SET OF TASKS:
(1) According to the essay on adapting to Irish culture in Dublin, why did that culture make a lasting impression on the writer? Answer in one to three sentences.
(2) Pick up the essay on adapting to Irish culture in Dublin after its final sentence and keep writing.

PAGE:
——————

Adapting to the Irish Culture in Dublin
A year ago, I lived in Dublin for seven months. During my stay, I came to absolutely adore the Irish culture. Being this lively and caring culture, it’s not difficult to come to care for it and the people that make up the Irish culture. As a Dane writing from my cultural point of view, I think it’s best to stress some of the differences to the Danish culture I’ve encountered while living in Dublin in order to headline the changes I’ve made to my life as a result thereof.
In Denmark, you have to fit in – there are rules. In regard to looks and types of people, you have to fit in. We are a nation that is highly aware of how we dress to impress, and looks in general is an important aspect of our culture. As is how we present ourselves. I know this is part of every culture to a certain extent. However, in Denmark, we live according to the Law of Jante, which is not really a law by legislation, however, rather a set of social norms to behave according to that has become part of our mentality. In short, the Law of Jante consists of ten rules on social behaviour and dictates to be humble and not believe whatever success you might have to be noteworthy – to not consider yourself special or better than anybody else. I think, it isn’t meant as a negative mentality per se, rather it’s meant as a way of staying humble. That’s how I, personally, perceive it anyway – even though whether or not it’s negative or positive changes the fact that it influences the Danish culture and way of living. As a result, growing up in the Danish culture you have to find a way to fit in. For me, this has been challenging at times. As such, living abroad in general but especially moving to Dublin and living in the Irish culture for a couple of months has made lasting impressions on me.
The reason why the Irish culture has, among others, made a lasting impression on me is due to the Irish people’s way of accepting themselves and others for who they are. Furthermore, they tend to carry themselves in way of pride, no matter what. Actually, they seem not to care about what other people think of them and walk with their heads held high and great confidence. I find this highly fascinating…and healthy. Meeting a culture and gradually, to a certain extent anyway, getting to know this culture in which people are just accepted for who they are no matter how they look has been an uplifting and highly positive experience. I perceive this expression of self-confidence as them caring more about how they, themselves, feel as opposed to what other people may think of them. Coming from a society myself where looks is highly important and there are certain guidelines to follow, this was like a veil being removed from my eyes. As such, I have learned to care less about my looks in some ways. And in other ways I care more. I care more in the sense that I care about how I like to dress and present myself as opposed to dress how the Danish culture and its social norms dictates types and looks. As such, I suddenly had the courage to wear clothes that I find interesting (more colours, less black), change hair styles and wear lip stick to work (not only at parties) etc. All these positive changes made me more confident. As a result, it effected my in ways that I couldn’t have predicted. Having fought an on-off battle with a eating disorder since my early teens, I found myself drawn to the Irish way of just accepting myself in my skin. Not caring, really. Because, who cares? And why would – or should – anybody but me care? Even if I, at the time, had gained some weight, I found it easier to deal with. I could easily have gotten slightly depressed as I have gone before but, in general, I take the whole looks aspect more easily now… And accept myself more for who I am – even with a few extra kilos. I have become more comfortable in my own skin and more confident as a curvy woman very happy as a UK size 12.

——————

A block of data:
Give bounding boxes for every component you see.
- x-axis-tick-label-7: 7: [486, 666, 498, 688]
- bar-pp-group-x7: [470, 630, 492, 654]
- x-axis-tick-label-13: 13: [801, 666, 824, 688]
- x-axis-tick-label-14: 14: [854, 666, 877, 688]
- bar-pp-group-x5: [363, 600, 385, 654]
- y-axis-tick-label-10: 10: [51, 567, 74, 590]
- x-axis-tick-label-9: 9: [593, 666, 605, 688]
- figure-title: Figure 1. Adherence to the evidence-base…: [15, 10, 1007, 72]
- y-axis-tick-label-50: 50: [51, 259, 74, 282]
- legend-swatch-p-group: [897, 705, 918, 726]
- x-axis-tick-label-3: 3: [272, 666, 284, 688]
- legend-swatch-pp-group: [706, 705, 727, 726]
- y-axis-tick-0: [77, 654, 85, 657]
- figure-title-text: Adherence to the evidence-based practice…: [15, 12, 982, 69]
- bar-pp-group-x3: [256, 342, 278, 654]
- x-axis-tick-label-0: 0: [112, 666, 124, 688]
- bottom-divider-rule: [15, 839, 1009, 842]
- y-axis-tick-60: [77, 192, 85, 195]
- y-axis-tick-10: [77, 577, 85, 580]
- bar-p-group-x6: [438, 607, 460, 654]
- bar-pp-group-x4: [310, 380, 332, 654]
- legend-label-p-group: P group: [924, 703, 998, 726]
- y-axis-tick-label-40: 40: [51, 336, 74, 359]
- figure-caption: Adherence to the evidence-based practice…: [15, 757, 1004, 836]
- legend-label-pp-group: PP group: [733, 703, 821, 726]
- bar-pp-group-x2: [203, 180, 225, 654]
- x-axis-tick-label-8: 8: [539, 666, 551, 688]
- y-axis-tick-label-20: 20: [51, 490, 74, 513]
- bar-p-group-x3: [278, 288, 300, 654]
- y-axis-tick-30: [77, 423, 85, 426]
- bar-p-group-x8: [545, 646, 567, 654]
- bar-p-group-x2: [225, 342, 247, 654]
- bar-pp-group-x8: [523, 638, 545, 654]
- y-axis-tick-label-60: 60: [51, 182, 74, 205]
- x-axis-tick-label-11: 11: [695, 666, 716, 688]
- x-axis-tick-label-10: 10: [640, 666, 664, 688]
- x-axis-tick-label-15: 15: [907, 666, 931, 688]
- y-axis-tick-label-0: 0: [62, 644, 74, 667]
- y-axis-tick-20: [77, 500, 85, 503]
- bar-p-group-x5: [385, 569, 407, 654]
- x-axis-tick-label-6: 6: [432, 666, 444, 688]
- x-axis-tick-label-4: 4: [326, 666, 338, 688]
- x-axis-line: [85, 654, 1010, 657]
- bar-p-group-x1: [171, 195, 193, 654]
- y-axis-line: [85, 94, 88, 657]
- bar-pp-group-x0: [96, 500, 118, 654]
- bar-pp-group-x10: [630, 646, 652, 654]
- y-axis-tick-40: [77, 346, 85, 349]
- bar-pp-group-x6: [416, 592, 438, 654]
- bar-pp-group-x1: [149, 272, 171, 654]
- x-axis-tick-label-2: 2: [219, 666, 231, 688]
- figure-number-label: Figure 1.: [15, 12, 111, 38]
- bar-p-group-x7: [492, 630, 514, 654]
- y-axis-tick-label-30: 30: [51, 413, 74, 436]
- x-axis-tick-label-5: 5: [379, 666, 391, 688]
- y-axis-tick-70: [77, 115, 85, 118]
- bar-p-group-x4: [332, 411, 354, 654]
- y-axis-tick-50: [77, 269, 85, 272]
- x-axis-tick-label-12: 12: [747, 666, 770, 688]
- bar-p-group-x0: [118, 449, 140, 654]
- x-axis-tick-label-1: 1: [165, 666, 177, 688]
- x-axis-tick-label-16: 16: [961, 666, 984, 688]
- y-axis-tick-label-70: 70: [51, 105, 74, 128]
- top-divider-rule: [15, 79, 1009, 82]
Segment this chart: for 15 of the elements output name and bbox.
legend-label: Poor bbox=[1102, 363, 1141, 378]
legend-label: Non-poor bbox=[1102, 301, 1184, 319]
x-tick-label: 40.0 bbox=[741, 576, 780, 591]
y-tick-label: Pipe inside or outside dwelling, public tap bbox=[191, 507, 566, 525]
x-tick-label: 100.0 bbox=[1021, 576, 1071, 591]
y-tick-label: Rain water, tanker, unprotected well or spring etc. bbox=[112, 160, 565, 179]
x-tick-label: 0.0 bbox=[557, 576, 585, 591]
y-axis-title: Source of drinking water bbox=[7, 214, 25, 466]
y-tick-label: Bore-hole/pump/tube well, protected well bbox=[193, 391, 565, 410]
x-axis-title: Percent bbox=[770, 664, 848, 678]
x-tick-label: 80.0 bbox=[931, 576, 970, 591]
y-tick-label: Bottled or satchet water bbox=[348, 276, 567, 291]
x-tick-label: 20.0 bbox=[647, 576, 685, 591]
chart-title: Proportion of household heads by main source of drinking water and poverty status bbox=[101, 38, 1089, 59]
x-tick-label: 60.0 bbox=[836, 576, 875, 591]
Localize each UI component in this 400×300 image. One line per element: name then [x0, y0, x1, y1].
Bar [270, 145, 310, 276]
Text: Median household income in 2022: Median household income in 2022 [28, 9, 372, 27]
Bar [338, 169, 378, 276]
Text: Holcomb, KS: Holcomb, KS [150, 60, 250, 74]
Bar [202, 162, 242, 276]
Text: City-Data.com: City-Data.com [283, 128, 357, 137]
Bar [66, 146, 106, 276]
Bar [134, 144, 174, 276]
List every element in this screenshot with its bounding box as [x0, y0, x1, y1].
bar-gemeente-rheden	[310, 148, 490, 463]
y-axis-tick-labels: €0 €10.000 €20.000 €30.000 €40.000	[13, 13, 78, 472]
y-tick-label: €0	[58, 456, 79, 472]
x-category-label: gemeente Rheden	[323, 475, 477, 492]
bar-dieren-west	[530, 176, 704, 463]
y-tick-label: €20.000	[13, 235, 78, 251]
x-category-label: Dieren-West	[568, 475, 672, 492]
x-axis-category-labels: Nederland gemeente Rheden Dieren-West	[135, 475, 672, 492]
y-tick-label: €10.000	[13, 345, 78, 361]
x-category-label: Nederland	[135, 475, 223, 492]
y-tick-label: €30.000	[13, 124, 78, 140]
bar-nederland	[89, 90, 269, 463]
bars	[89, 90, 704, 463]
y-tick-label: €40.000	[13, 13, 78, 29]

——————

ANSWERS FOR THE TASKS:
(1) The writer credits the Irish people's way of accepting themselves and others for who they are, and of carrying themselves with pride and confidence regardless of what others think. Coming from a Danish society where looks matter and social norms such as the Law of Jante push people to fit in, the writer found this acceptance felt like a veil being removed from their eyes.

(2)
Of course, the changes I have made in my life due to foreign cultural insight are not all this dramatic. I’ve also learned how to be open-minded, not being choosy about food, however, try various and different cuisines and, of course, believe in fairies – you can’t return from a stay in Ireland and not believe in fairies…
Although this post is solely based on my stay in Ireland, I’ve learned much from my all stays abroad. However, my point with this post is really just that if you allow yourself to be open-minded, absorb and accept foreign behaviour, you’ll learn to perceive and think differently as a result – you’ll gain perspective. And…maybe you’ll grow as a person from that. Anyway, in a world that is increasingly becoming more and more intercultural, I find it highly important to gain perspective – we owe it to others as well as to ourselves. Because, where would we be in ten, fifty, hundred years if we will not learn to accept and acquire some sort of understanding for foreign cultures? And respect their ways of behaving and living?
xo P!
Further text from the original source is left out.